Dataset extract =
** begin **
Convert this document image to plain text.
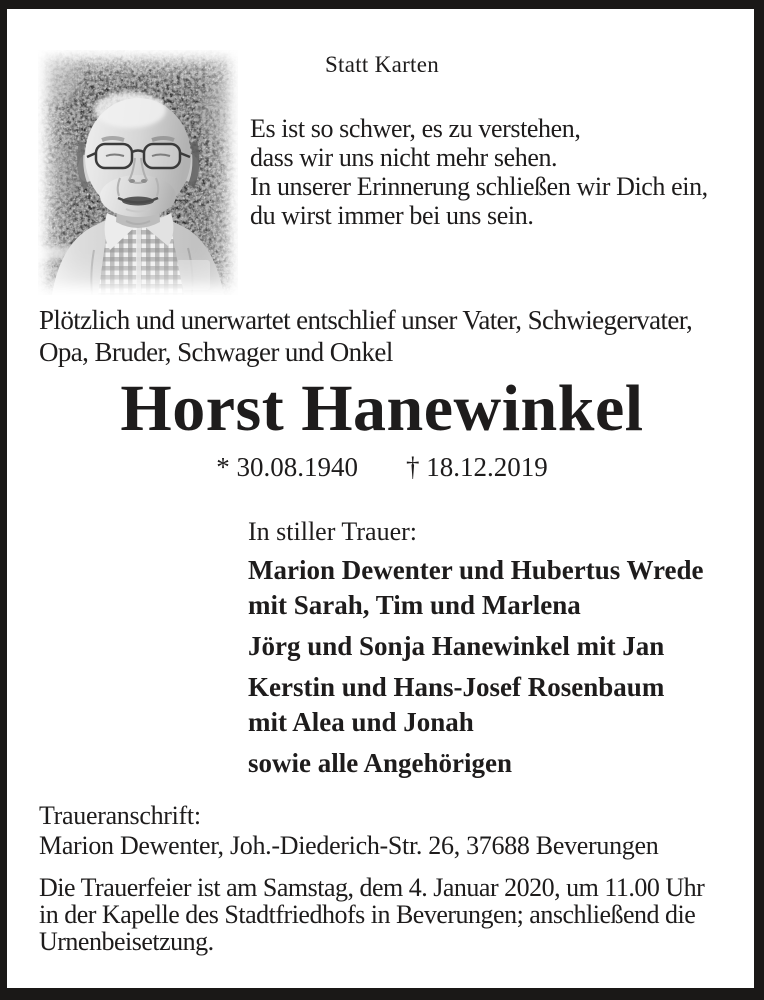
Statt Karten
Es ist so schwer, es zu verstehen,
dass wir uns nicht mehr sehen.
In unserer Erinnerung schließen wir Dich ein,
du wirst immer bei uns sein.
Plötzlich und unerwartet entschlief unser Vater, Schwiegervater,
Opa, Bruder, Schwager und Onkel
Horst Hanewinkel
* 30.08.1940 † 18.12.2019
In stiller Trauer:
Marion Dewenter und Hubertus Wrede
mit Sarah, Tim und Marlena
Jörg und Sonja Hanewinkel mit Jan
Kerstin und Hans-Josef Rosenbaum
mit Alea und Jonah
sowie alle Angehörigen
Traueranschrift:
Marion Dewenter, Joh.-Diederich-Str. 26, 37688 Beverungen
Die Trauerfeier ist am Samstag, dem 4. Januar 2020, um 11.00 Uhr
in der Kapelle des Stadtfriedhofs in Beverungen; anschließend die
Urnenbeisetzung.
** end **
Exercise details = Using the entries above, find all lines with "Hanewinkel". Copy them.

Result of this exercise =
Horst Hanewinkel
Jörg und Sonja Hanewinkel mit Jan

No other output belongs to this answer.